▶ [Exercise]
Substitute "clickable" for each occurrence of "interactable" in the lines starting with the line that contains "Itemize the components" and going on through the line that contains "service-label: 报告查询 (835, 540, 964, 576)". Return only those lines, with everything else left unchanged.

▶ [Supplied entries]
* begin *

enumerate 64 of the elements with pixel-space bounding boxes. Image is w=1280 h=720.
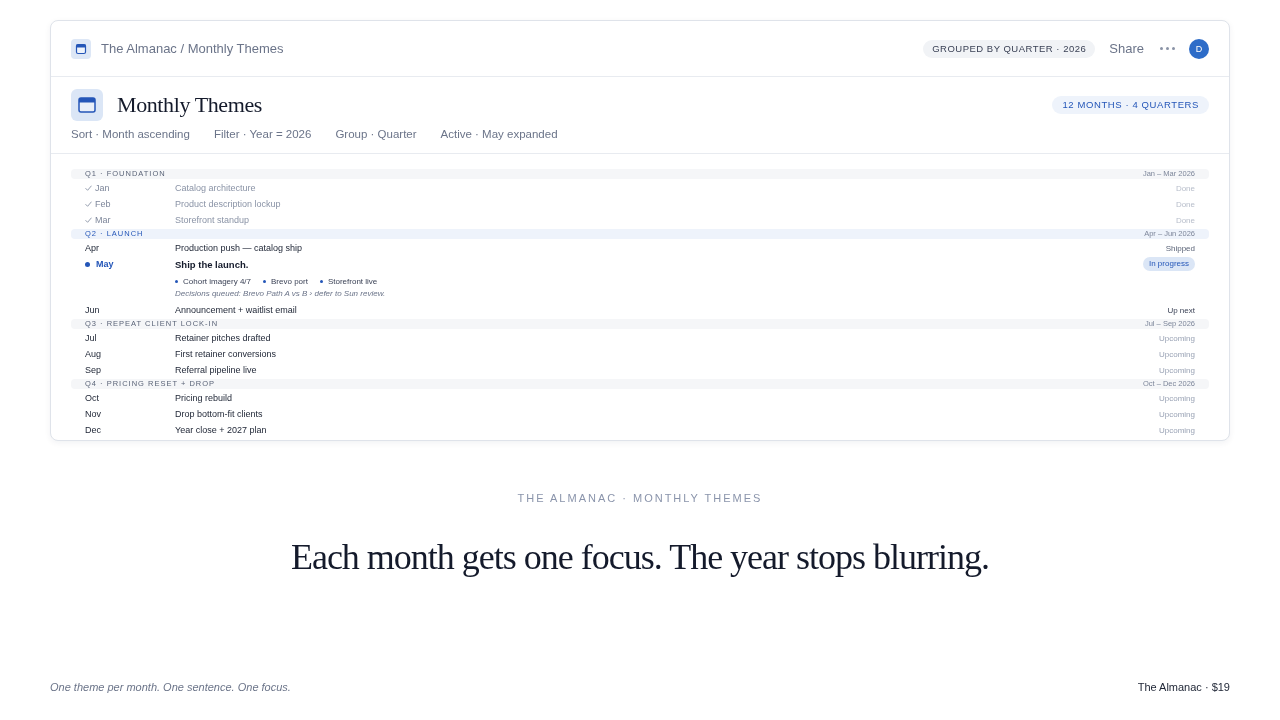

* end *
* begin *

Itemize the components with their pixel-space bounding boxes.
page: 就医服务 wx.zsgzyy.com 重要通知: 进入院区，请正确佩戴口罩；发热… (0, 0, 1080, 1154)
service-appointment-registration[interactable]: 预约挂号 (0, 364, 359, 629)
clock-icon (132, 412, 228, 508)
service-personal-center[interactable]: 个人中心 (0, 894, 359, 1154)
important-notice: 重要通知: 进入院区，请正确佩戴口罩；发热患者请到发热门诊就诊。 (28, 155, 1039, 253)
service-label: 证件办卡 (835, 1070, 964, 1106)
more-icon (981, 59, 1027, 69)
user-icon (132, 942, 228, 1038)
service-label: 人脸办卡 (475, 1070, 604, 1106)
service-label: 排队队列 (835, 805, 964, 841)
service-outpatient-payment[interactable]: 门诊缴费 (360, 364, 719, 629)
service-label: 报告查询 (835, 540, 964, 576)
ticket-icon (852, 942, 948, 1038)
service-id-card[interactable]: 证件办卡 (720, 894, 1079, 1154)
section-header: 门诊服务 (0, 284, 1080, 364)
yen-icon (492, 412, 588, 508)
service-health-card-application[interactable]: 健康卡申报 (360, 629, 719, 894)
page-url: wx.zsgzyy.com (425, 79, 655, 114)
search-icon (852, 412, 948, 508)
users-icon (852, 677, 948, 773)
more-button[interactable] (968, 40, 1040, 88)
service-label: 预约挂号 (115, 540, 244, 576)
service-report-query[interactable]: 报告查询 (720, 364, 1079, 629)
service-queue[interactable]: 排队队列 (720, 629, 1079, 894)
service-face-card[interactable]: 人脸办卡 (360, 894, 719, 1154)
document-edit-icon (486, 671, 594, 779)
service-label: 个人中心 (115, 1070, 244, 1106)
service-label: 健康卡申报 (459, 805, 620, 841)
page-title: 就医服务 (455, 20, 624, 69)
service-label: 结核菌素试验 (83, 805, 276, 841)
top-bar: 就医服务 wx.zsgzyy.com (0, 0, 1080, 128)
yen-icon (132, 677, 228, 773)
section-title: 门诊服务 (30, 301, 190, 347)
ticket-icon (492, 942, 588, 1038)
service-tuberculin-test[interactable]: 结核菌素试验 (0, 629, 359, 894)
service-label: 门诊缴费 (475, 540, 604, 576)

* end *

▶ [Reply to the exercise]
Itemize the components with their pixel-space bounding boxes.
page: 就医服务 wx.zsgzyy.com 重要通知: 进入院区，请正确佩戴口罩；发热… (0, 0, 1080, 1154)
service-appointment-registration[clickable]: 预约挂号 (0, 364, 359, 629)
clock-icon (132, 412, 228, 508)
service-personal-center[clickable]: 个人中心 (0, 894, 359, 1154)
important-notice: 重要通知: 进入院区，请正确佩戴口罩；发热患者请到发热门诊就诊。 (28, 155, 1039, 253)
service-label: 证件办卡 (835, 1070, 964, 1106)
more-icon (981, 59, 1027, 69)
user-icon (132, 942, 228, 1038)
service-label: 人脸办卡 (475, 1070, 604, 1106)
service-label: 排队队列 (835, 805, 964, 841)
service-outpatient-payment[clickable]: 门诊缴费 (360, 364, 719, 629)
service-label: 报告查询 (835, 540, 964, 576)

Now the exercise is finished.